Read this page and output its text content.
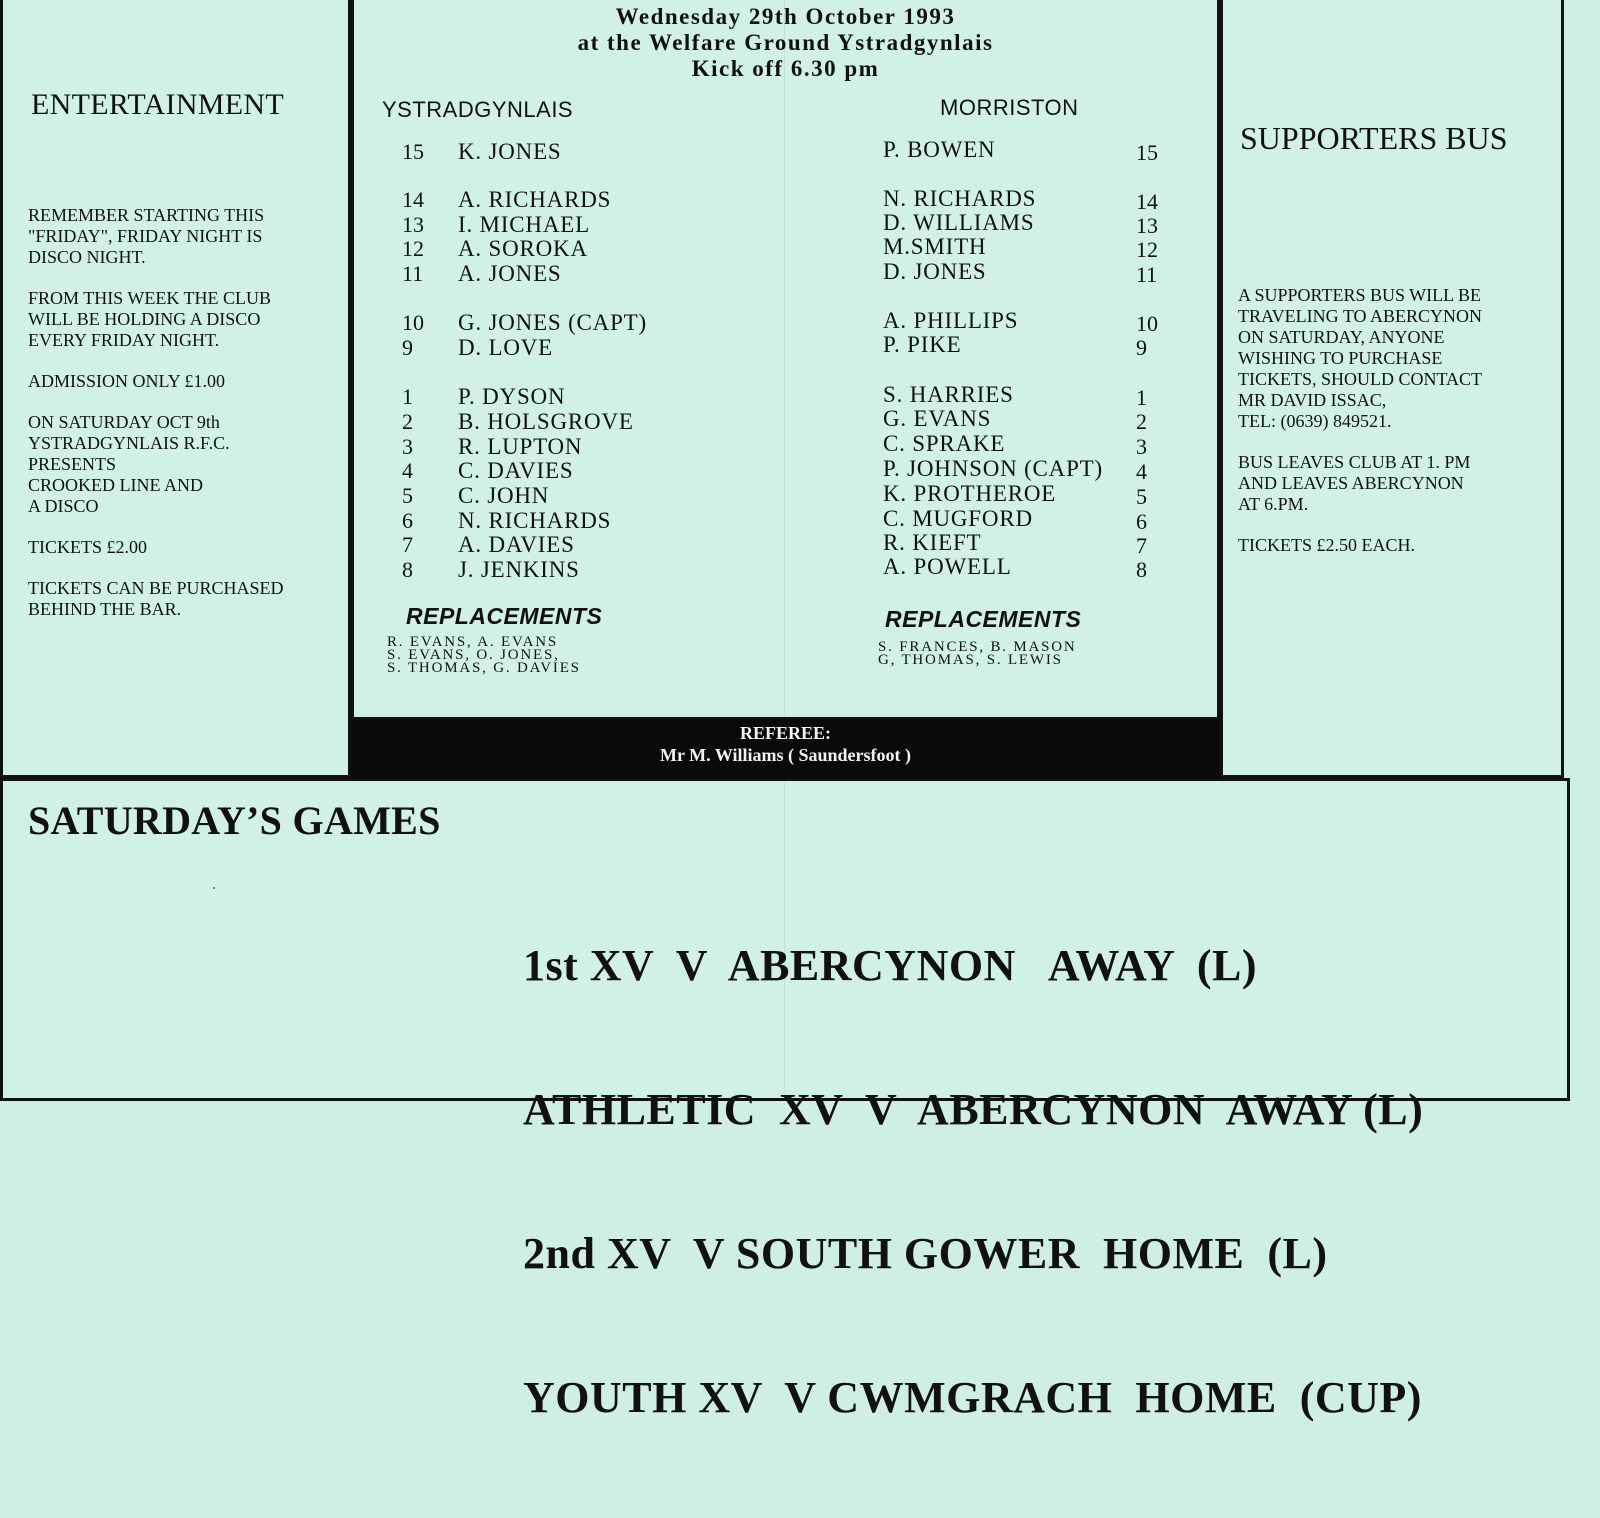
ENTERTAINMENT

REMEMBER STARTING THIS
"FRIDAY", FRIDAY NIGHT IS
DISCO NIGHT.

FROM THIS WEEK THE CLUB
WILL BE HOLDING A DISCO
EVERY FRIDAY NIGHT.

ADMISSION ONLY £1.00

ON SATURDAY OCT 9th
YSTRADGYNLAIS R.F.C.
PRESENTS
CROOKED LINE AND
A DISCO

TICKETS £2.00

TICKETS CAN BE PURCHASED
BEHIND THE BAR.

Wednesday 29th October 1993
at the Welfare Ground Ystradgynlais
Kick off 6.30 pm
YSTRADGYNLAIS	MORRISTON
15 K. JONES
14 A. RICHARDS
13 I. MICHAEL
12 A. SOROKA
11 A. JONES
10 G. JONES (CAPT)
9 D. LOVE
1 P. DYSON
2 B. HOLSGROVE
3 R. LUPTON
4 C. DAVIES
5 C. JOHN
6 N. RICHARDS
7 A. DAVIES
8 J. JENKINS
P. BOWEN	15
N. RICHARDS	14
D. WILLIAMS	13
M.SMITH	12
D. JONES	11
A. PHILLIPS	10
P. PIKE	9
S. HARRIES	1
G. EVANS	2
C. SPRAKE	3
P. JOHNSON (CAPT) 4
K. PROTHEROE	5
C. MUGFORD	6
R. KIEFT	7
A. POWELL	8
REPLACEMENTS
R. EVANS, A. EVANS
S. EVANS, O. JONES,
S. THOMAS, G. DAVIES
REPLACEMENTS
S. FRANCES, B. MASON
G, THOMAS, S. LEWIS
REFEREE:
Mr M. Williams ( Saundersfoot )
SUPPORTERS BUS

A SUPPORTERS BUS WILL BE
TRAVELING TO ABERCYNON
ON SATURDAY, ANYONE
WISHING TO PURCHASE
TICKETS, SHOULD CONTACT
MR DAVID ISSAC,
TEL: (0639) 849521.

BUS LEAVES CLUB AT 1. PM
AND LEAVES ABERCYNON
AT 6.PM.

TICKETS £2.50 EACH.

SATURDAY’S GAMES

1st XV  V  ABERCYNON   AWAY  (L)

ATHLETIC  XV  V  ABERCYNON  AWAY (L)

2nd XV  V SOUTH GOWER  HOME  (L)

YOUTH XV  V CWMGRACH  HOME  (CUP)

####

◆ **What you have to do**
Reproduce every line from the entries that holds the word "AWAY".

◆ **Full response**
1st XV  V  ABERCYNON   AWAY  (L)
ATHLETIC  XV  V  ABERCYNON  AWAY (L)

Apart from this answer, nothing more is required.